PROBLEM DESCRIPTION
State how many lines of the records contain the string "Formulaires". Give the number alone.

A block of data
##########

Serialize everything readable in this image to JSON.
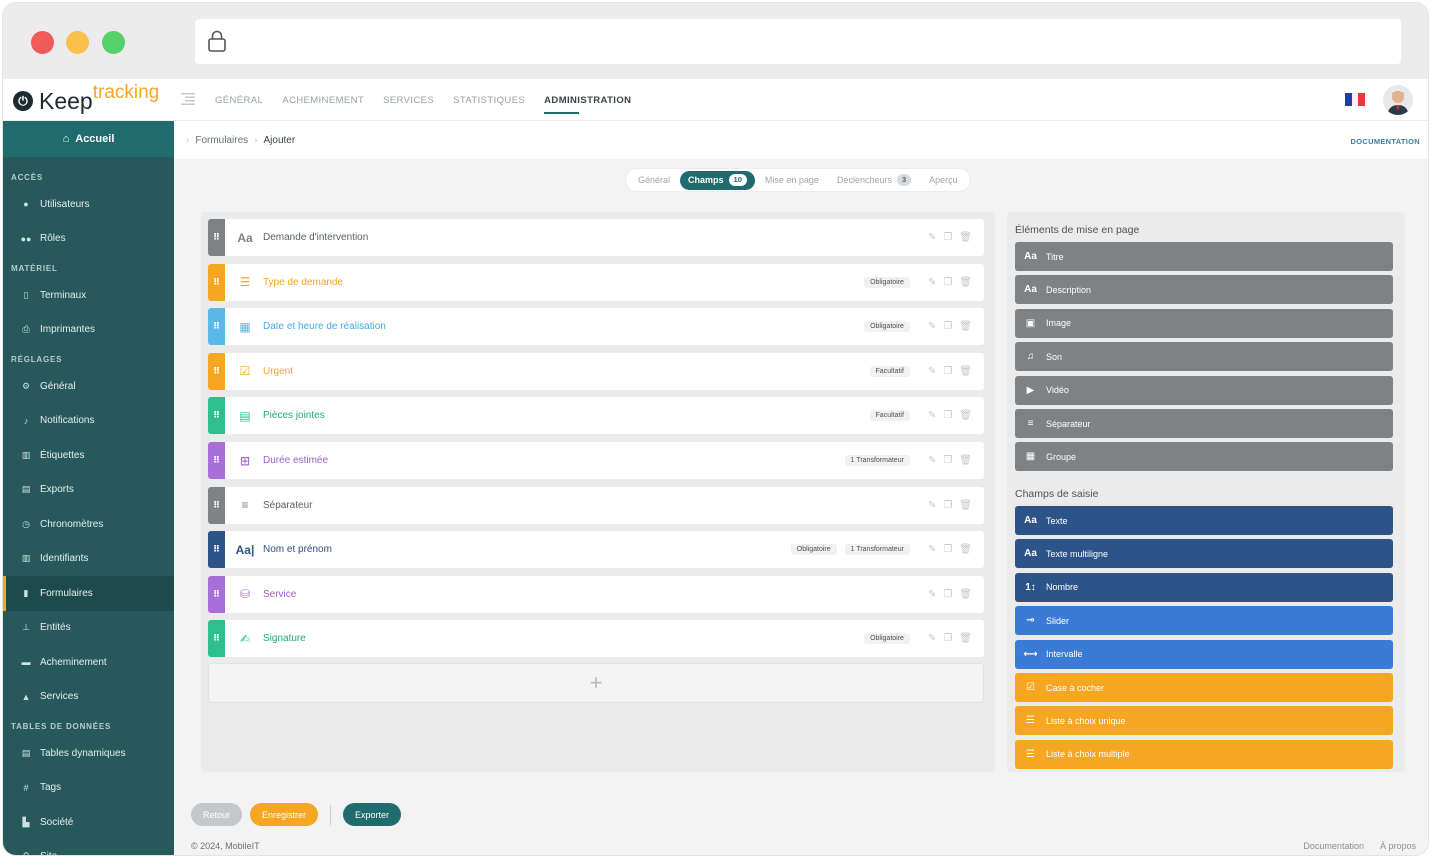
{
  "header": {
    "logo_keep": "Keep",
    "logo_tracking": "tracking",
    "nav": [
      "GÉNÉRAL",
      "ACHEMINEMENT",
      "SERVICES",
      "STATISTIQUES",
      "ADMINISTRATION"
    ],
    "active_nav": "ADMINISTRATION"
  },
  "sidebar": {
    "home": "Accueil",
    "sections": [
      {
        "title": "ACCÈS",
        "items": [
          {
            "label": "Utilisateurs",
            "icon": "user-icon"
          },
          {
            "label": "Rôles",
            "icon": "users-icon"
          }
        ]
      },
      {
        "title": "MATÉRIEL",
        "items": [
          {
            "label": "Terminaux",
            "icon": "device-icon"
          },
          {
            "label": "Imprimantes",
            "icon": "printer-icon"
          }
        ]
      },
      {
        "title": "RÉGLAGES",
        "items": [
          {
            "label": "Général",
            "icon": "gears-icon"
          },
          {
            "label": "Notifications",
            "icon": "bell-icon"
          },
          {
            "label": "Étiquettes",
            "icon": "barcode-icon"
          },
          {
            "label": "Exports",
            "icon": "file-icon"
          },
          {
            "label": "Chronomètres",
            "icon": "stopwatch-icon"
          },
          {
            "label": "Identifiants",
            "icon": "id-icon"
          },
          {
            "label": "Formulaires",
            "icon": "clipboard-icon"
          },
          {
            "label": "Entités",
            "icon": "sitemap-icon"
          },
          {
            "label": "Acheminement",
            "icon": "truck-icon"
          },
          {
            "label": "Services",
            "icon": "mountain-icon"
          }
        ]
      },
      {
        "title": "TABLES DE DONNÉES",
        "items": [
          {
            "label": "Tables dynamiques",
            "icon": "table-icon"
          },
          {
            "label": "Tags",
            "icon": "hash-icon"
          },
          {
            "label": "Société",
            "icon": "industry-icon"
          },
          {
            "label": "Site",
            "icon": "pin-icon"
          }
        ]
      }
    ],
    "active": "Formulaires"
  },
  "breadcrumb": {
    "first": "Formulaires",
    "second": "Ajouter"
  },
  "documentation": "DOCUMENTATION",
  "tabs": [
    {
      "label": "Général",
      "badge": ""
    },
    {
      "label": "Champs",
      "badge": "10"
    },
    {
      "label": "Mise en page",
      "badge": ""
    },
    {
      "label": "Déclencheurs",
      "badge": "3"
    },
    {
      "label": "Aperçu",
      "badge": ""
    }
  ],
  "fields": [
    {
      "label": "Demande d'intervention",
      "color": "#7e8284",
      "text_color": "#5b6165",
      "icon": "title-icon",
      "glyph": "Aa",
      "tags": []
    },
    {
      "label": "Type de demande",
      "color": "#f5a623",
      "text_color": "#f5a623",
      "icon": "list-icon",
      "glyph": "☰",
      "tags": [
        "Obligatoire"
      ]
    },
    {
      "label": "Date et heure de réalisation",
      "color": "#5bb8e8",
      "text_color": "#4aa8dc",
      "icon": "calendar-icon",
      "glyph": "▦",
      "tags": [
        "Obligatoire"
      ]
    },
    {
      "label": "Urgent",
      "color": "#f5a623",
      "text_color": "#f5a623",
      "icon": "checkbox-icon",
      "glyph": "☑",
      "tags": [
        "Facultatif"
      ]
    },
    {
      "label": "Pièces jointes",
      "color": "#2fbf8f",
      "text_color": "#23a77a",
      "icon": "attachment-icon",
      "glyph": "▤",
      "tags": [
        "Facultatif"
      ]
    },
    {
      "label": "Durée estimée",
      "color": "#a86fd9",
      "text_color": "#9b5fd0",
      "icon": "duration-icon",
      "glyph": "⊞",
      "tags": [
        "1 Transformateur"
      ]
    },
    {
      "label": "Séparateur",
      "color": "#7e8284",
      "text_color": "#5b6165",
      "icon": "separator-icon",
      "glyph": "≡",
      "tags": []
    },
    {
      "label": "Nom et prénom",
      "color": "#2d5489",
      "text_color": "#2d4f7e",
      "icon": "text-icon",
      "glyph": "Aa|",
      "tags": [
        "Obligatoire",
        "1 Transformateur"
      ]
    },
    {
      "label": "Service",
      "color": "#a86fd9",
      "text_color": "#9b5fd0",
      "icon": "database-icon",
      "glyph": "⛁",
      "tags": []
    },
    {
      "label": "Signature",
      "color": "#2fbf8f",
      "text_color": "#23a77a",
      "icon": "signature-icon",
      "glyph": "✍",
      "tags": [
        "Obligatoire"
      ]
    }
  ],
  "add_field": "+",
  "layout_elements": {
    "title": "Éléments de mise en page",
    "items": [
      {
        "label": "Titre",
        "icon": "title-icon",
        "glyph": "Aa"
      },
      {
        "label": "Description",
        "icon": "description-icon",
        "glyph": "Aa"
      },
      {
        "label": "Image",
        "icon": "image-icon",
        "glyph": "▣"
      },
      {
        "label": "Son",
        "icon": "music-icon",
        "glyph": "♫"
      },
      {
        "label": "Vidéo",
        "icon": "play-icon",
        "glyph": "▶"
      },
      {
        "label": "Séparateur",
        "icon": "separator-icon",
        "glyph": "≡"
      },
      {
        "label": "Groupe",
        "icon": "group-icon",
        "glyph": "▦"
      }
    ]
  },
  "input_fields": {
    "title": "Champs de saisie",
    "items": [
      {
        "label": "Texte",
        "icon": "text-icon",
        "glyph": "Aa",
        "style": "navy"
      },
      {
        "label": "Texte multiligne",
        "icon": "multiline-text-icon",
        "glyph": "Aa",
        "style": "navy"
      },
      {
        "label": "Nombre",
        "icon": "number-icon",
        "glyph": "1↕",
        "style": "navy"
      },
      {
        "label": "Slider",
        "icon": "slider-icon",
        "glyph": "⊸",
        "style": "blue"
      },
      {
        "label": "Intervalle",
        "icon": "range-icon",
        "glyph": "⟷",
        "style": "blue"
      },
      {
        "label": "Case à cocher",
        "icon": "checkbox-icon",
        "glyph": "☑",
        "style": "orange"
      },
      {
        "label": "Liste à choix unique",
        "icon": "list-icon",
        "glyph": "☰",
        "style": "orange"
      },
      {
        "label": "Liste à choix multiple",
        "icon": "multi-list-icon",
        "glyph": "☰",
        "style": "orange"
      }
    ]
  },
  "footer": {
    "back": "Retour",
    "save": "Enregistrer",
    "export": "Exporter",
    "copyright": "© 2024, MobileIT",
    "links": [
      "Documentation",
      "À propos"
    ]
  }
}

##########

FULL ANSWER
3